# Start of Text block
A simple Google search will tell you that identity politics is the tendency for people of a particular collective to form exclusive political alliances that move away from traditional broad-based party politics. In essence, it entails a group of people that attempt to further their collective interests by banding together and saying “this is what we want”.

At first glance it does not seem as problematic as it really is, but that is exactly how it traps people in its cult-like clutches. It seems alluring when one does not consider the suppression of dissent and the invalidation of views based on arbitrary grounds.

It has always boggled my mind why individuals need a collective identity to determine their own. It is as if people are blind to the fact that one does not choose one’s collective identity ascribed to them at birth. Black people carry the burden of either supporting apparent “pro-black” narratives or be deemed sell-outs. Afrikaners have to be proud of the Boer way of life and everything that goes with it, or they will be labelled ‘Volksverraaiers’. False dichotomies are at the order of the day.
# End of Text block
• _The tasks_:
A. List every word or phrase that the text on identity politics places in quotation marks.
B. Reproduce the passage of the identity politics text from "At first glance" up to and including "on arbitrary grounds.", substituting "sect-like" for "cult-like".
# Start of Rows
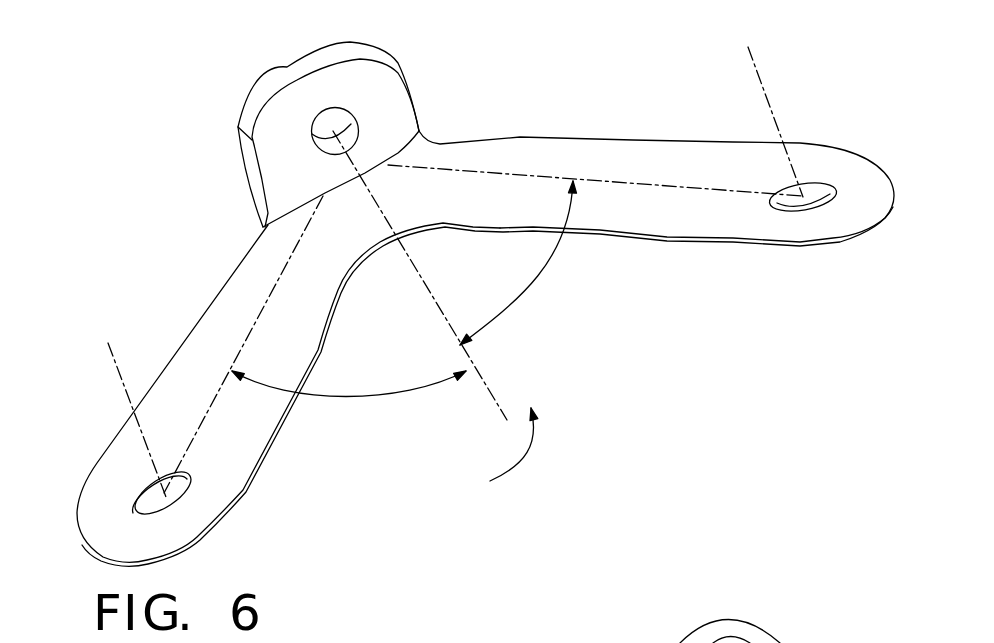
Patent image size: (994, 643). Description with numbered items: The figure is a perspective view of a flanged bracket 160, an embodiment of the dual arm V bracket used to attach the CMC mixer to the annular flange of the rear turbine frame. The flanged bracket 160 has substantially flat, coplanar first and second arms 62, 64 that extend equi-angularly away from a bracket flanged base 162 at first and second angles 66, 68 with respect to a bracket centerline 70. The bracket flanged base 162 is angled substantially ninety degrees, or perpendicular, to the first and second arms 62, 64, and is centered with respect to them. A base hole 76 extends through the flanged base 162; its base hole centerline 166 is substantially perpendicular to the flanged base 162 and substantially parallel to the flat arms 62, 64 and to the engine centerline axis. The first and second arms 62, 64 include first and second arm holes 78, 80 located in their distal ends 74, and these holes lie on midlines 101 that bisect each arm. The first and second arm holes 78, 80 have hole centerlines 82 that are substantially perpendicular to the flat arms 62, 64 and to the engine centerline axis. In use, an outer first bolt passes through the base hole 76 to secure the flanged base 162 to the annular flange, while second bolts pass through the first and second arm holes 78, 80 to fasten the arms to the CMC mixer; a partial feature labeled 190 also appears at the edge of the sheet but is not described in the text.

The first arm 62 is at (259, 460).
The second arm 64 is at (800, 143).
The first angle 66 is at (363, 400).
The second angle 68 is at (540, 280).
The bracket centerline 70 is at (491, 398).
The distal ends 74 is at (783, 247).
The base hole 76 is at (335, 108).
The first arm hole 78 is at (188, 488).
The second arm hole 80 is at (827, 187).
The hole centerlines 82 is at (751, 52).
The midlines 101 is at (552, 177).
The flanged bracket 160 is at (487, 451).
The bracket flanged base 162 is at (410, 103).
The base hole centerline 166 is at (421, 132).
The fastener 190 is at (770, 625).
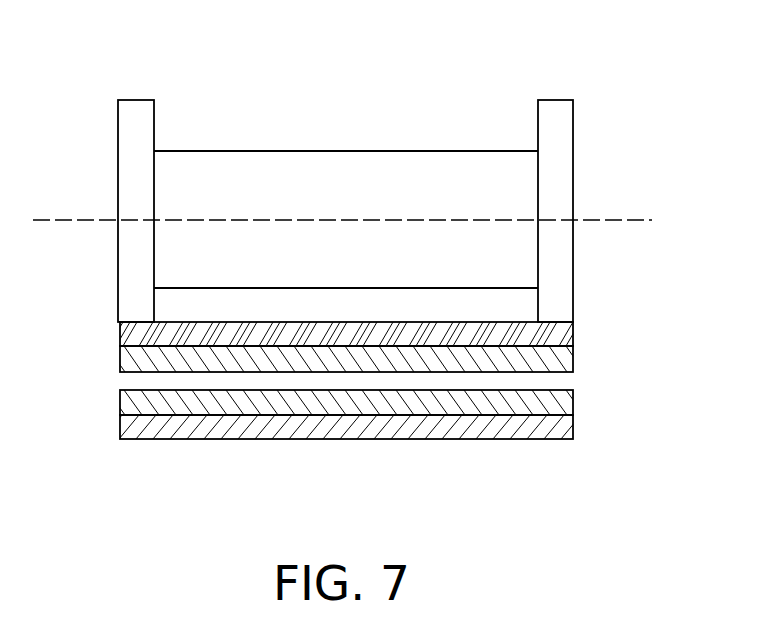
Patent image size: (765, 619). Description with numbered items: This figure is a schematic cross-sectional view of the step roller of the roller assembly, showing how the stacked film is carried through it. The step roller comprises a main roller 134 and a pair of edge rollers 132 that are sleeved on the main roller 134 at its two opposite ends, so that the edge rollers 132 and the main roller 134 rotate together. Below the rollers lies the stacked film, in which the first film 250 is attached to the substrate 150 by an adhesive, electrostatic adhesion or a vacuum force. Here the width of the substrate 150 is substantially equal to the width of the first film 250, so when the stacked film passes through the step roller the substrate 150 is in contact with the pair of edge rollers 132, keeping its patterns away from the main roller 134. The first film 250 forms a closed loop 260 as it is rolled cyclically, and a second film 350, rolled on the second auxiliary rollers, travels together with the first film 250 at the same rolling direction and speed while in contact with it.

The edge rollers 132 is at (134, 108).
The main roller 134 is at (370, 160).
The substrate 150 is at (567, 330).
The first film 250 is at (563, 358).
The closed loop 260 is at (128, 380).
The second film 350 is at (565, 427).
# End of Rows
# Start of Rows
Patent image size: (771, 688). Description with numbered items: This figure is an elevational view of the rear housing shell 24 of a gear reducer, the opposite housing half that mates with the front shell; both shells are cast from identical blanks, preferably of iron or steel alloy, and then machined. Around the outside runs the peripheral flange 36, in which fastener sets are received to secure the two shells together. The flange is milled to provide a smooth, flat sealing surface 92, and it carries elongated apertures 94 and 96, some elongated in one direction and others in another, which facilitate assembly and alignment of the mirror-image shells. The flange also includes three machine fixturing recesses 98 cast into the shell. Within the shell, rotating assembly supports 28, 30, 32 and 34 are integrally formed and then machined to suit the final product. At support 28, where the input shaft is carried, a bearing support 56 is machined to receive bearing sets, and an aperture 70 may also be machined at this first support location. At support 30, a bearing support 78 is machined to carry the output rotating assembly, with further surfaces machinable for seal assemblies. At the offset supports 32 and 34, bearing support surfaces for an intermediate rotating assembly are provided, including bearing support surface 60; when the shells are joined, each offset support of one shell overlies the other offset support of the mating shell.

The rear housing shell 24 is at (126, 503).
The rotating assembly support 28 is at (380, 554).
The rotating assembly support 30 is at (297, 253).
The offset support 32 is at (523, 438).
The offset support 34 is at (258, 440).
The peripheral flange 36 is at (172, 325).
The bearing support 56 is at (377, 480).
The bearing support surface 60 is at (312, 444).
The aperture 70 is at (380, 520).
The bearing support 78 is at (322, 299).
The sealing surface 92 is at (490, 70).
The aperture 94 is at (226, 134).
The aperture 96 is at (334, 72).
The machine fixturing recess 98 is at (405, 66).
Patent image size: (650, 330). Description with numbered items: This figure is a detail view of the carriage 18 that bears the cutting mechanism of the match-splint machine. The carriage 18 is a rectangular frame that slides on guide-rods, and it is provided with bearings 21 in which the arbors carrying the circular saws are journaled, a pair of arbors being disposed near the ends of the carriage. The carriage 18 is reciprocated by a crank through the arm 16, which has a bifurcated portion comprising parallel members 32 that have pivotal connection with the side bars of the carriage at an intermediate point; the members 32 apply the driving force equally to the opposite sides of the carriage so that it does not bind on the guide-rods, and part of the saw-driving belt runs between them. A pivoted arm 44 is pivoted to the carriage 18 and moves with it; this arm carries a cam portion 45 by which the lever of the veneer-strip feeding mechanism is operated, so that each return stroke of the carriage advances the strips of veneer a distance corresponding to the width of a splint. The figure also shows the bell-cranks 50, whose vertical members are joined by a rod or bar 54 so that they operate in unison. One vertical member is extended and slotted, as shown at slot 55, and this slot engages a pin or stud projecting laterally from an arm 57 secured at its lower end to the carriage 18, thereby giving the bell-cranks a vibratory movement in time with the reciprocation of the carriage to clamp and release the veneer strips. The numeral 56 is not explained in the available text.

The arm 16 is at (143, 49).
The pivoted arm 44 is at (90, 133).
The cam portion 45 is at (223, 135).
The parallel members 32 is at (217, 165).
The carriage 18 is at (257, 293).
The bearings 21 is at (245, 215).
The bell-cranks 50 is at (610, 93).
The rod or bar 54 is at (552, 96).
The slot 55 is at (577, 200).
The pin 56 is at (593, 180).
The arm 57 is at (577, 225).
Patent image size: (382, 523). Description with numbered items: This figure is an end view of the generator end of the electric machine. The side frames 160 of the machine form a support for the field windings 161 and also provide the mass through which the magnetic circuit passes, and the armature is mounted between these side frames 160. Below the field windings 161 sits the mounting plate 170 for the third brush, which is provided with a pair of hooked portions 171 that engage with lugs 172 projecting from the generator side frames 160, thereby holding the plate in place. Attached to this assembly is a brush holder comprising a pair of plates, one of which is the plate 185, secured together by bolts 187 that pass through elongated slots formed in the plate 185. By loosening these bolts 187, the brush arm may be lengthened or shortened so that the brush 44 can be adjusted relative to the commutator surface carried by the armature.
# End of Rows
# Start of Rows
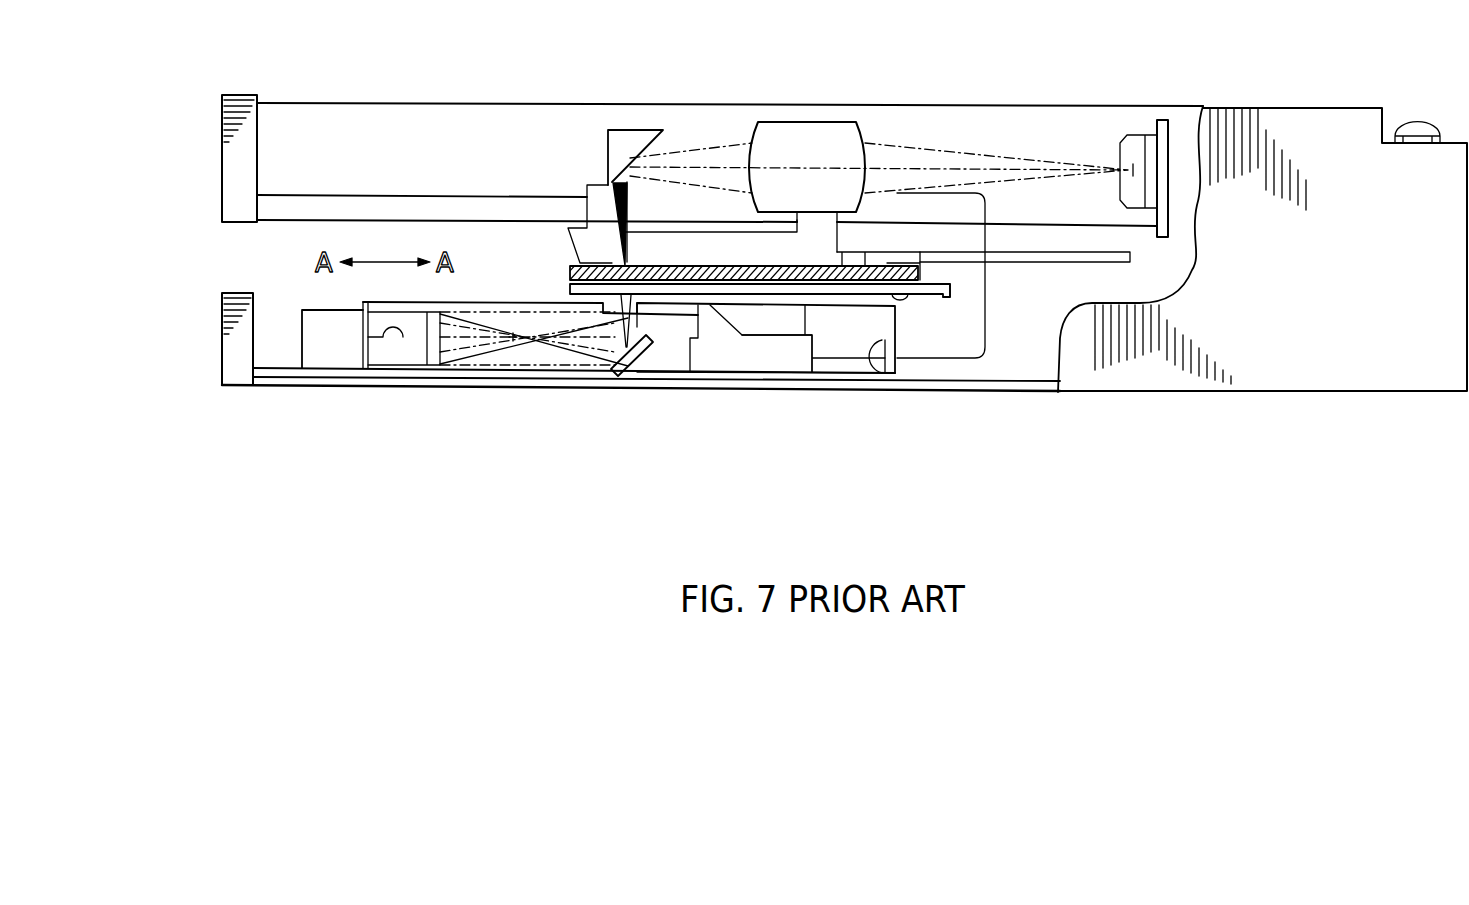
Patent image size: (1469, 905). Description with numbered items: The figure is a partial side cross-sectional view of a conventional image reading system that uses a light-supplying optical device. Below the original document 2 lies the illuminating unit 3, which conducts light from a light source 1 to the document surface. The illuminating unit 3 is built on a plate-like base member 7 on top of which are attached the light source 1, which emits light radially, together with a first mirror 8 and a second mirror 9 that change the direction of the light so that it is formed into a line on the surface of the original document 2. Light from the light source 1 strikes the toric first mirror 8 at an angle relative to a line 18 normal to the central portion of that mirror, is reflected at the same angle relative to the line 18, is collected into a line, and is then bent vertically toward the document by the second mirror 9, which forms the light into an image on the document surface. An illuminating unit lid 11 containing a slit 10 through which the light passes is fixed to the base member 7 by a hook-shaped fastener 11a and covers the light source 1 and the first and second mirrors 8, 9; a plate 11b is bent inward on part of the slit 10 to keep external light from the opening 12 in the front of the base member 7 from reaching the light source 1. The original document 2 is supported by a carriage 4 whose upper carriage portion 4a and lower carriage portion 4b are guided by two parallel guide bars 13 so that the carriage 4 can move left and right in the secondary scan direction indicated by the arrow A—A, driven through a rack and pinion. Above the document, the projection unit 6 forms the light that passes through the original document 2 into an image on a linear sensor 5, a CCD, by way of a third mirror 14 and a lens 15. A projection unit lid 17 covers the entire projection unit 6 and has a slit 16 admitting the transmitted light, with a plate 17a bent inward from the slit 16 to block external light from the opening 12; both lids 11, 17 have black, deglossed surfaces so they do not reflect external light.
# End of Rows
• _Solutions to the exercise_:
A.
this is what we want
pro-black
Volksverraaiers

B.
At first glance it does not seem as problematic as it really is, but that is exactly how it traps people in its sect-like clutches. It seems alluring when one does not consider the suppression of dissent and the invalidation of views based on arbitrary grounds.